[PATCH v3 3/4] KVM: arm64: Add KVM_ARM_VCPU_PMU_V3_SET_PMU attribute

Thu Jan 6 10:16:04 PST 2022

On Thu, 06 Jan 2022 11:54:11 +0000,
Alexandru Elisei <alexandru.elisei at arm.com> wrote:
> 
> Hi Marc,
> 
> On Tue, Dec 14, 2021 at 12:28:15PM +0000, Marc Zyngier wrote:
> > On Mon, 13 Dec 2021 15:23:08 +0000,
> > Alexandru Elisei <alexandru.elisei at arm.com> wrote:
> > > 
> > > When KVM creates an event and there are more than one PMUs present on the
> > > system, perf_init_event() will go through the list of available PMUs and
> > > will choose the first one that can create the event. The order of the PMUs
> > > in the PMU list depends on the probe order, which can change under various
> > > circumstances, for example if the order of the PMU nodes change in the DTB
> > > or if asynchronous driver probing is enabled on the kernel command line
> > > (with the driver_async_probe=armv8-pmu option).
> > > 
> > > Another consequence of this approach is that, on heteregeneous systems,
> > > all virtual machines that KVM creates will use the same PMU. This might
> > > cause unexpected behaviour for userspace: when a VCPU is executing on
> > > the physical CPU that uses this PMU, PMU events in the guest work
> > > correctly; but when the same VCPU executes on another CPU, PMU events in
> > > the guest will suddenly stop counting.
> > > 
> > > Fortunately, perf core allows user to specify on which PMU to create an
> > > event by using the perf_event_attr->type field, which is used by
> > > perf_init_event() as an index in the radix tree of available PMUs.
> > > 
> > > Add the KVM_ARM_VCPU_PMU_V3_CTRL(KVM_ARM_VCPU_PMU_V3_SET_PMU) VCPU
> > > attribute to allow userspace to specify the arm_pmu that KVM will use when
> > > creating events for that VCPU. KVM will make no attempt to run the VCPU on
> > > the physical CPUs that share this PMU, leaving it up to userspace to
> > > manage the VCPU threads' affinity accordingly.

[SET PROBLEM]
Carry on the KVM mailing-list thread about the SET_PMU attribute, picking up right after its last sentence.

[DATASET]

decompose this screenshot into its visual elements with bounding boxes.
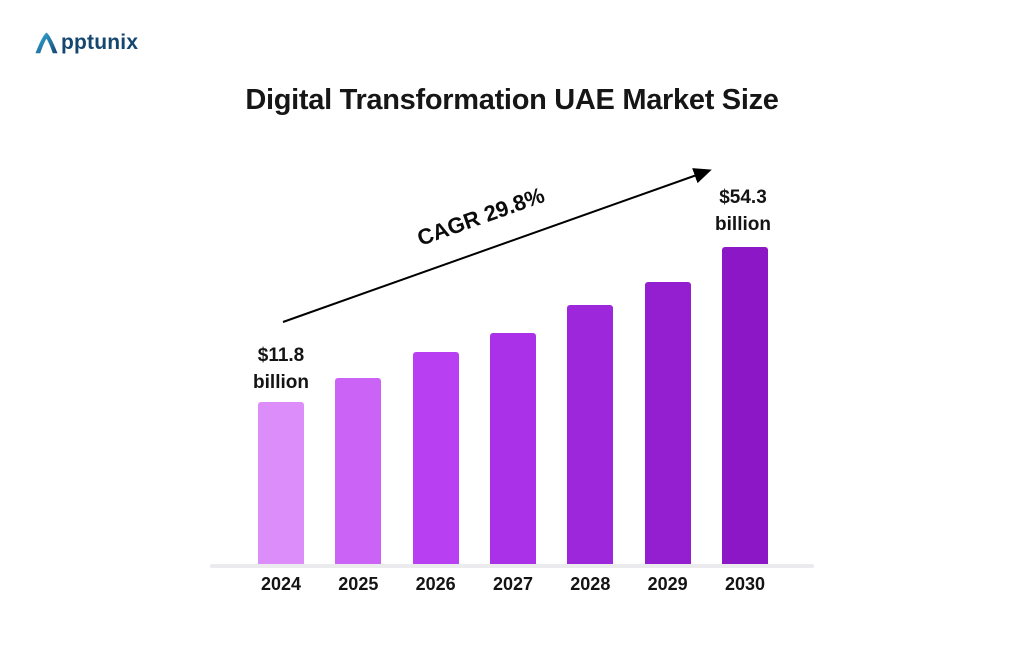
x-tick-2026: 2026 xyxy=(415,574,456,594)
bar-2029 xyxy=(644,282,691,564)
x-tick-2029: 2029 xyxy=(647,574,688,594)
x-tick-2028: 2028 xyxy=(570,574,611,594)
last-bar-value-amount: $54.3 xyxy=(719,187,767,208)
x-tick-2027: 2027 xyxy=(492,574,533,594)
chart-title: Digital Transformation UAE Market Size xyxy=(245,84,779,116)
x-axis-labels: 2024 2025 2026 2027 2028 2029 2030 xyxy=(258,574,768,595)
logo-text: pptunix xyxy=(61,30,139,54)
bars xyxy=(258,160,768,564)
first-bar-value-amount: $11.8 xyxy=(257,345,305,366)
bar-2030 xyxy=(721,247,768,564)
bar-2028 xyxy=(567,305,614,564)
last-bar-value-unit: billion xyxy=(715,214,771,235)
last-bar-value-label: $54.3 billion xyxy=(691,184,795,238)
apptunix-logo-a-icon xyxy=(35,32,58,54)
x-axis-baseline xyxy=(210,564,814,568)
first-bar-value-unit: billion xyxy=(253,372,309,393)
first-bar-value-label: $11.8 billion xyxy=(225,342,337,396)
bar-2027 xyxy=(489,333,536,564)
bar-chart: CAGR 29.8% $11.8 billion $54.3 billion 2… xyxy=(210,160,814,630)
bar-2025 xyxy=(335,378,382,564)
apptunix-logo: pptunix xyxy=(33,29,138,56)
x-tick-2030: 2030 xyxy=(724,574,765,594)
bar-2026 xyxy=(412,352,459,564)
x-tick-2024: 2024 xyxy=(260,574,302,594)
bar-2024 xyxy=(258,402,304,564)
x-tick-2025: 2025 xyxy=(338,574,379,594)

[SOLVED PROBLEM]
> > > 
> > > Setting the PMU for a VCPU is an all of nothing affair to avoid exposing an
> > > asymmetric system to the guest: either all VCPUs have the same PMU, either
> > > none of the VCPUs have a PMU set. Attempting to do something in between
> > > will result in an error being returned when doing KVM_ARM_VCPU_PMU_V3_INIT.
> > > 
> > > Signed-off-by: Alexandru Elisei <alexandru.elisei at arm.com>
> > > ---
> > > 
> > > Checking that all VCPUs have the same PMU is done when the PMU is
> > > initialized because setting the VCPU PMU is optional, and KVM cannot know
> > > what the user intends until the KVM_ARM_VCPU_PMU_V3_INIT ioctl, which
> > > prevents further changes to the VCPU PMU. vcpu->arch.pmu.created has been
> > > changed to an atomic variable because changes to the VCPU PMU state now
> > > need to be observable by all physical CPUs.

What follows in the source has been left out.